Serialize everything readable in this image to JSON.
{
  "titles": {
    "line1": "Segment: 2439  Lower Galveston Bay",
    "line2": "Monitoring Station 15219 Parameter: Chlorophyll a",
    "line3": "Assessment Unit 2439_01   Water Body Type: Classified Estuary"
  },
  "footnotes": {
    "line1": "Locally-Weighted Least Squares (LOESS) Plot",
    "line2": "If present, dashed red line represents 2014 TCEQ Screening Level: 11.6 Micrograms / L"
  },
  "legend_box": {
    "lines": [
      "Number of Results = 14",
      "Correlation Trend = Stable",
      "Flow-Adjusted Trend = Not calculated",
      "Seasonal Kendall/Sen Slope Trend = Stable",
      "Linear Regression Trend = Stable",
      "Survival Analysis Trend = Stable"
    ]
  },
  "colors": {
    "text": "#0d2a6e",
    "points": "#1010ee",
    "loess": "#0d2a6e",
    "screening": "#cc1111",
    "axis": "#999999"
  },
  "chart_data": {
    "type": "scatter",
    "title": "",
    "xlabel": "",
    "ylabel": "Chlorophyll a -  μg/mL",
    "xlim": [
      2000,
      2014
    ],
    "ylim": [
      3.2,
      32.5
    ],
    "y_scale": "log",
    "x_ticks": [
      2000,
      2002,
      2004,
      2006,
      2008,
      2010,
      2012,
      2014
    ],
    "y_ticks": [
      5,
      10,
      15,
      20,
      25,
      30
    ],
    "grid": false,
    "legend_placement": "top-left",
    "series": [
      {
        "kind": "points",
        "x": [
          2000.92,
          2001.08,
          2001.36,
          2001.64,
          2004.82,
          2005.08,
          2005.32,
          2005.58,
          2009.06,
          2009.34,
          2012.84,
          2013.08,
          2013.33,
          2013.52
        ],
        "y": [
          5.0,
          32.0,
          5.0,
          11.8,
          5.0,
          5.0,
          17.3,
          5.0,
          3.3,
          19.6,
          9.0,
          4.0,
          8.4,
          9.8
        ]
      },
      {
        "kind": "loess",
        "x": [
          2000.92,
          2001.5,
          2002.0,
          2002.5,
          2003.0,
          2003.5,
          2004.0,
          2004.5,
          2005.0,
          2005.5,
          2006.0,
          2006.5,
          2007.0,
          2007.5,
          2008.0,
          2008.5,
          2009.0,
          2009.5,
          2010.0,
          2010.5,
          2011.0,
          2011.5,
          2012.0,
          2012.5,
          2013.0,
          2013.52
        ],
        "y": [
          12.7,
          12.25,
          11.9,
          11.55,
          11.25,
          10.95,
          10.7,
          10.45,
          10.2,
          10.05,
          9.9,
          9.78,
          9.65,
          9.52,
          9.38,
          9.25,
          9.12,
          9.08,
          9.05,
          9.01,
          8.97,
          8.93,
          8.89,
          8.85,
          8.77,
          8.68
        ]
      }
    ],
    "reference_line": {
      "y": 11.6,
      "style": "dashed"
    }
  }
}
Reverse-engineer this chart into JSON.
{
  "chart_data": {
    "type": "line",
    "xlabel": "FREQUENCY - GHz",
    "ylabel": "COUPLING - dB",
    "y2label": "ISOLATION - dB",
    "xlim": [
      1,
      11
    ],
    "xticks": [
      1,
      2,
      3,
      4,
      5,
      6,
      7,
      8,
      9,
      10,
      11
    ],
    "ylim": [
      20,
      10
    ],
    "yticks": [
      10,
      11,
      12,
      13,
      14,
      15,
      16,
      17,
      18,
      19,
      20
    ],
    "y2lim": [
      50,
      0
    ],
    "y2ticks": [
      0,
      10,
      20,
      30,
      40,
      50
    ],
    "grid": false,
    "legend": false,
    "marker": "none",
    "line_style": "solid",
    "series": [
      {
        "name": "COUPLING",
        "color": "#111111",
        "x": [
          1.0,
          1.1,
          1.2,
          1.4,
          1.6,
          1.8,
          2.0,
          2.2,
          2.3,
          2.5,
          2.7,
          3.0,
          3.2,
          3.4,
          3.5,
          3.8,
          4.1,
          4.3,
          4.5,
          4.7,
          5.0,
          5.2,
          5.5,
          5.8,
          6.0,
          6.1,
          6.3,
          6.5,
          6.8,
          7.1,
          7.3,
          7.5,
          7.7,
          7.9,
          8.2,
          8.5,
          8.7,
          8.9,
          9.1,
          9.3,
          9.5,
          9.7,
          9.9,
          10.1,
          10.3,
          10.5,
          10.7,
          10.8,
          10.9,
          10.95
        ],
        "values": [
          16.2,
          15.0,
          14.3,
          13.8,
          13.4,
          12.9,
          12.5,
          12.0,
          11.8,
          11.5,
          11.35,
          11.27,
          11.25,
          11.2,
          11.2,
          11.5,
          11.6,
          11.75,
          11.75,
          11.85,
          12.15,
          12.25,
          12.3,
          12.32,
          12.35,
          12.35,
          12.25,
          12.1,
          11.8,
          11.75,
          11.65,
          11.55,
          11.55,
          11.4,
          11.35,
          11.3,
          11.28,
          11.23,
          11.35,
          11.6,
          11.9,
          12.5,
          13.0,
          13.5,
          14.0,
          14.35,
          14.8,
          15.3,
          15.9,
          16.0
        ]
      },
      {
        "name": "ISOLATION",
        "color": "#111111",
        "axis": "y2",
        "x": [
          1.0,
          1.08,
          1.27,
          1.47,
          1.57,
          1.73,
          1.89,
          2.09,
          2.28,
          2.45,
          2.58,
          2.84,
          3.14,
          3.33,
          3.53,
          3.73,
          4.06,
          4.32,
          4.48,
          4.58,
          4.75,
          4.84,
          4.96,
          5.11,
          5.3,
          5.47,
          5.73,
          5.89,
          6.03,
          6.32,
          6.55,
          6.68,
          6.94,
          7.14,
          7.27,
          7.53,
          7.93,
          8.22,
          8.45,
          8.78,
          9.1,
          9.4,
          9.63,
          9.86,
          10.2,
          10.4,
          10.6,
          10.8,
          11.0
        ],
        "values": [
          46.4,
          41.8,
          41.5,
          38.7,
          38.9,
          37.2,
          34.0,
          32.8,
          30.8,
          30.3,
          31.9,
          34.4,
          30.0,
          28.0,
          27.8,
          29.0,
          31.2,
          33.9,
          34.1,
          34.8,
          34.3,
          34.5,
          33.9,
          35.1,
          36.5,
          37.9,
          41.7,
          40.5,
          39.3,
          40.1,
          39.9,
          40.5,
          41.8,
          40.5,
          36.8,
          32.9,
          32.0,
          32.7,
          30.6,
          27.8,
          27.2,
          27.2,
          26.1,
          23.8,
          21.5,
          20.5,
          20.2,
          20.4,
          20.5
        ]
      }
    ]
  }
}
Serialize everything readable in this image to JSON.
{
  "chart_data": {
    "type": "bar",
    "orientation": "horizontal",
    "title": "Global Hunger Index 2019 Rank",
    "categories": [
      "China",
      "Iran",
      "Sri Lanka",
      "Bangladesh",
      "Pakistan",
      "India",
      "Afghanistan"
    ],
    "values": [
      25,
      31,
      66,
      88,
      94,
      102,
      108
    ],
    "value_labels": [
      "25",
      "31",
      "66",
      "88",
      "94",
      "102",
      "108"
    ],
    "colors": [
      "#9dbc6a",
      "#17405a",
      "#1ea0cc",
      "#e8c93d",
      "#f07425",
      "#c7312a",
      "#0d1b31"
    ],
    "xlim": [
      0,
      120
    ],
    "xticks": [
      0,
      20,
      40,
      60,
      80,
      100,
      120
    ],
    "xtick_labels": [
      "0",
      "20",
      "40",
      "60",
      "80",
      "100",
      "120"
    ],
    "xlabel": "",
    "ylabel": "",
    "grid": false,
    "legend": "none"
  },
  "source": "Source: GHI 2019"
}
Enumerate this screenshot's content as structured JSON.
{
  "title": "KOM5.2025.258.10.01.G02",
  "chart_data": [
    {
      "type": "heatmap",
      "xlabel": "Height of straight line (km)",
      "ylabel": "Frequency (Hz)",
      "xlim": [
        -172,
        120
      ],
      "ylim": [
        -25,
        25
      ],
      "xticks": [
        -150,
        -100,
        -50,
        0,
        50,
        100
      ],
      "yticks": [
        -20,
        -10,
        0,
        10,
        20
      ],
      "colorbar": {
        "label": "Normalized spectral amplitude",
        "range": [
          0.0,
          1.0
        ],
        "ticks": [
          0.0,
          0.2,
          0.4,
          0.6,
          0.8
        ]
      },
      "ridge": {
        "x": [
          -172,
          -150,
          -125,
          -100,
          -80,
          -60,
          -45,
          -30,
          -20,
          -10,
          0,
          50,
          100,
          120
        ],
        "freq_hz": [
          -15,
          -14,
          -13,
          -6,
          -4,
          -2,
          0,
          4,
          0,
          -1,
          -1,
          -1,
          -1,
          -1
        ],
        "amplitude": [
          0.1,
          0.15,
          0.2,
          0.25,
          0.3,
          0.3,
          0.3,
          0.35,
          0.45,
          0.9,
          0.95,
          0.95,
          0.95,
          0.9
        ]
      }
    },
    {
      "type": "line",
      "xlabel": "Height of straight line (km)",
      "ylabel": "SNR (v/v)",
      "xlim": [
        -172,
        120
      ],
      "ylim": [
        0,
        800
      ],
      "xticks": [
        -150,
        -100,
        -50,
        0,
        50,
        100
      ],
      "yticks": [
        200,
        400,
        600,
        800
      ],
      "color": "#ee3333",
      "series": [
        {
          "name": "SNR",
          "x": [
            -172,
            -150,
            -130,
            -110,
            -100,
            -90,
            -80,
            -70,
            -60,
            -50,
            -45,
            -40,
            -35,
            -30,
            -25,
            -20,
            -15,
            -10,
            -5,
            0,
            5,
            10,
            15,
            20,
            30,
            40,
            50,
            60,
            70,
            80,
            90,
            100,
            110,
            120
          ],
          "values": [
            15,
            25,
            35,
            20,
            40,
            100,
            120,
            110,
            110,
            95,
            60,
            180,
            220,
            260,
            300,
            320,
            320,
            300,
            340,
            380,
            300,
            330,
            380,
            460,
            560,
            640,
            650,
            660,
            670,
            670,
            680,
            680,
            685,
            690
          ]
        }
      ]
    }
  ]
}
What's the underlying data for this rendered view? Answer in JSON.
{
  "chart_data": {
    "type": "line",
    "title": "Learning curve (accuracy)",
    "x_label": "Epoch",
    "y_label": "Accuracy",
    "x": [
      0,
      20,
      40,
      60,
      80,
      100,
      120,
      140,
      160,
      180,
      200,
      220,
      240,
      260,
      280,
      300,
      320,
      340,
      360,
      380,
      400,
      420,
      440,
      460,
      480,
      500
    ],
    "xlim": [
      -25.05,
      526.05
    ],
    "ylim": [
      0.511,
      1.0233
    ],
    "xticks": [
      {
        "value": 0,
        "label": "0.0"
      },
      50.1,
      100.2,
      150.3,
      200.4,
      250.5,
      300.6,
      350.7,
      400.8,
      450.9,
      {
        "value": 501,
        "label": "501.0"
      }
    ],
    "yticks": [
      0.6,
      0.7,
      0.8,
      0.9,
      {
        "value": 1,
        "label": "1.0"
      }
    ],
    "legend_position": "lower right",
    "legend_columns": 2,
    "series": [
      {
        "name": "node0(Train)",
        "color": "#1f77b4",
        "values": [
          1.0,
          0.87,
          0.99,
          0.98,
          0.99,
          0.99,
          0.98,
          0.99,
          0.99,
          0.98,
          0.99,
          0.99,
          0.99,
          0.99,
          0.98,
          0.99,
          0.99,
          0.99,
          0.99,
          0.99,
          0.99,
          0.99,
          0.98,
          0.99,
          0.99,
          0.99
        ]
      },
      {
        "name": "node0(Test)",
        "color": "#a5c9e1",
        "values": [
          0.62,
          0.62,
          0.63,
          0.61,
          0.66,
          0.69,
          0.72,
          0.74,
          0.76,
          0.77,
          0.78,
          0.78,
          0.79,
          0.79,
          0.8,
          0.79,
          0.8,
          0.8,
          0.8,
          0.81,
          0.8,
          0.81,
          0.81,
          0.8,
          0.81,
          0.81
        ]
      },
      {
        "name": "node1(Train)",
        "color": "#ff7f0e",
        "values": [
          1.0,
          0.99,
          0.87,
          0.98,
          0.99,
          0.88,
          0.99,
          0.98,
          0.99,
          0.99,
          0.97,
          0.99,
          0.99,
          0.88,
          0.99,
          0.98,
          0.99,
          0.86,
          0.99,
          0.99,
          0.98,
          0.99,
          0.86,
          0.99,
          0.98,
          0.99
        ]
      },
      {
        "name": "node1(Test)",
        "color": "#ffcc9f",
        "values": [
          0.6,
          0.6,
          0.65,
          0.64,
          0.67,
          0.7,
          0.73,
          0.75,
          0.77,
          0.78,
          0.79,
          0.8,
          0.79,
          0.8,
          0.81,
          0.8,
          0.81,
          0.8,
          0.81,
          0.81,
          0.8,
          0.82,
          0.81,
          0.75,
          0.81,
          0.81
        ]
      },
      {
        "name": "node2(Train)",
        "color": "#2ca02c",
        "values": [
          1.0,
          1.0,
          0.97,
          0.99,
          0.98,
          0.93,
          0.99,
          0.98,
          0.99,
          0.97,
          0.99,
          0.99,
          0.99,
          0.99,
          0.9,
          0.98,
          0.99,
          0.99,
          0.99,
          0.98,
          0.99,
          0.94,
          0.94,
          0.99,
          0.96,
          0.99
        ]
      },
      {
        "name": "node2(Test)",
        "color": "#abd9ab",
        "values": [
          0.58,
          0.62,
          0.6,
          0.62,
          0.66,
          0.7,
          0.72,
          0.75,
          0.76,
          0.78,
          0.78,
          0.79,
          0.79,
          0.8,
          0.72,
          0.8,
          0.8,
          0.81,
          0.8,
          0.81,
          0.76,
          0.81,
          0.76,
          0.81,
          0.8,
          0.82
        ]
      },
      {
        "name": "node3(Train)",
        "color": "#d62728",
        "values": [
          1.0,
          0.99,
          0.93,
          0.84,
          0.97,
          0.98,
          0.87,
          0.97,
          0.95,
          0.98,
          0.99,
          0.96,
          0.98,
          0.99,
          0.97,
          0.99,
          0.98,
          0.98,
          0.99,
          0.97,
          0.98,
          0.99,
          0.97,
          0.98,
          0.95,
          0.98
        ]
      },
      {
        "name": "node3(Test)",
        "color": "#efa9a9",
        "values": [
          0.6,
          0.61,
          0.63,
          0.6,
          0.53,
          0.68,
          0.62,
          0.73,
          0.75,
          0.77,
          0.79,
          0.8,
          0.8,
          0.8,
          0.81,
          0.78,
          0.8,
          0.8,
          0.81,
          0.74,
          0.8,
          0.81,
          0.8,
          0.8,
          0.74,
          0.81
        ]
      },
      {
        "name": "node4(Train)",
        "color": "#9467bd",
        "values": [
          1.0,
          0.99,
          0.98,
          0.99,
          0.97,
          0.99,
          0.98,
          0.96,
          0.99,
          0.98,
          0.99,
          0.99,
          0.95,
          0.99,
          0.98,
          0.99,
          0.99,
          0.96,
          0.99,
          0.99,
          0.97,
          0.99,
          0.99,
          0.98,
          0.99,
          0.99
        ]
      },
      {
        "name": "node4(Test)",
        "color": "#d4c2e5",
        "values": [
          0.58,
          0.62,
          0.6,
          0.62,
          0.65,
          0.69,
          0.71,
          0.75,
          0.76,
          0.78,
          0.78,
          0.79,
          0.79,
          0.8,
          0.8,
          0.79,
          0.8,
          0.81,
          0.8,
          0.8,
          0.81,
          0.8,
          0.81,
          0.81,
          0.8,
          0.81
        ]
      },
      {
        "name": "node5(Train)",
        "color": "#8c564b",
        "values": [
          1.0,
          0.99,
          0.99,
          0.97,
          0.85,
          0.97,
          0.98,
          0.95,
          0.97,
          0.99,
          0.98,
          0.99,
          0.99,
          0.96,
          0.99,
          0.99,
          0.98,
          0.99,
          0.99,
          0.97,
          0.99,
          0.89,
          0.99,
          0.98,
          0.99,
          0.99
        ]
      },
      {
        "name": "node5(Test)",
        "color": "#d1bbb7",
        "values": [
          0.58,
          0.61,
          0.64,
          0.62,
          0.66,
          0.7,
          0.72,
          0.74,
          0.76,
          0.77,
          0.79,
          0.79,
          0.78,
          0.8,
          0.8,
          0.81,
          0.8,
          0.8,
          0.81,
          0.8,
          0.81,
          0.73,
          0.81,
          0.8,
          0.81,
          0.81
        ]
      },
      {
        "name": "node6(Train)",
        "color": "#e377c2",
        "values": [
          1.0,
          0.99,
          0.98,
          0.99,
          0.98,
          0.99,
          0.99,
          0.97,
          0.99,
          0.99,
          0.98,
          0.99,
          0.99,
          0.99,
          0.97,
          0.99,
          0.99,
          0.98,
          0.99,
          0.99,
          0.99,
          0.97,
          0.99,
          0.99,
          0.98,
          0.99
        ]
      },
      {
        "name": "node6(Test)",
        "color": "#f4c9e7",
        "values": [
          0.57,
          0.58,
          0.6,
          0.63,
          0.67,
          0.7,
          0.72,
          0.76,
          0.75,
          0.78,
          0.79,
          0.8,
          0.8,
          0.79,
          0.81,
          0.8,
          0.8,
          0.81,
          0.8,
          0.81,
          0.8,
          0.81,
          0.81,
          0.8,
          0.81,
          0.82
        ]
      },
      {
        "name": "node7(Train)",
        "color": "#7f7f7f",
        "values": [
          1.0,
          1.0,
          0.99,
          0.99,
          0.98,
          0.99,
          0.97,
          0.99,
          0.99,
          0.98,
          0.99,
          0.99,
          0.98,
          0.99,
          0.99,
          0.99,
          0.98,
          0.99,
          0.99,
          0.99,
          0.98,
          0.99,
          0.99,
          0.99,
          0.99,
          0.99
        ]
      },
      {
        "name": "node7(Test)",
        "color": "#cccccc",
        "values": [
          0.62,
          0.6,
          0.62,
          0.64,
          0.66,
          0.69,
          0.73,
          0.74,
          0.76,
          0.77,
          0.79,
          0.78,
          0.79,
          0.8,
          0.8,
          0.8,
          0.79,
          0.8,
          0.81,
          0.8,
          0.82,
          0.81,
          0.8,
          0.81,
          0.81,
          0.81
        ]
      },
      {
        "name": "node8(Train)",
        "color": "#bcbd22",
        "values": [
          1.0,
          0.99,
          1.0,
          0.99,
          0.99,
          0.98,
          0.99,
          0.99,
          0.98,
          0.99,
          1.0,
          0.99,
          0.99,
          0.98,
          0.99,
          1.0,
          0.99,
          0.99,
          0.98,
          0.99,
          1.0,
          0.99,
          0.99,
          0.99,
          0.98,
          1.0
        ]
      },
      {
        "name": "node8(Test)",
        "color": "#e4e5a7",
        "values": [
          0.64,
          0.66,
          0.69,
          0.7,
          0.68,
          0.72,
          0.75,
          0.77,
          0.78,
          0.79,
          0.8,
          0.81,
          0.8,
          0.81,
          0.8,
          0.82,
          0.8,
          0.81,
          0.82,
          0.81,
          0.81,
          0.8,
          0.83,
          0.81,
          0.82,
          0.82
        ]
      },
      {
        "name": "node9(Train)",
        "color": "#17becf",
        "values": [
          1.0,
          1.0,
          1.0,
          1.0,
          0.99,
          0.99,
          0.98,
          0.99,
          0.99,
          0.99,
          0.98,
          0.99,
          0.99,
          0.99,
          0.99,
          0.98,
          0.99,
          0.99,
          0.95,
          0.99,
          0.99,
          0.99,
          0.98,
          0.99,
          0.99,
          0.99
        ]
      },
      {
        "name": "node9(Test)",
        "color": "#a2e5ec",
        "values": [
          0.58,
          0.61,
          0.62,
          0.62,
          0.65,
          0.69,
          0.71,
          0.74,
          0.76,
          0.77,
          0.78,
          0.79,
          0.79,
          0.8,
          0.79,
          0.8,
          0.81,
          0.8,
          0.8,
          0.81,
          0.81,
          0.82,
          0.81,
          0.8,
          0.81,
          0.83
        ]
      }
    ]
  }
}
====
GOAL OF THE EXERCISE =
Report each line of the material above where the word "ISOLATION" appears.

ANSWER FOR THE TASK =
    "y2label": "ISOLATION - dB",
        "name": "ISOLATION",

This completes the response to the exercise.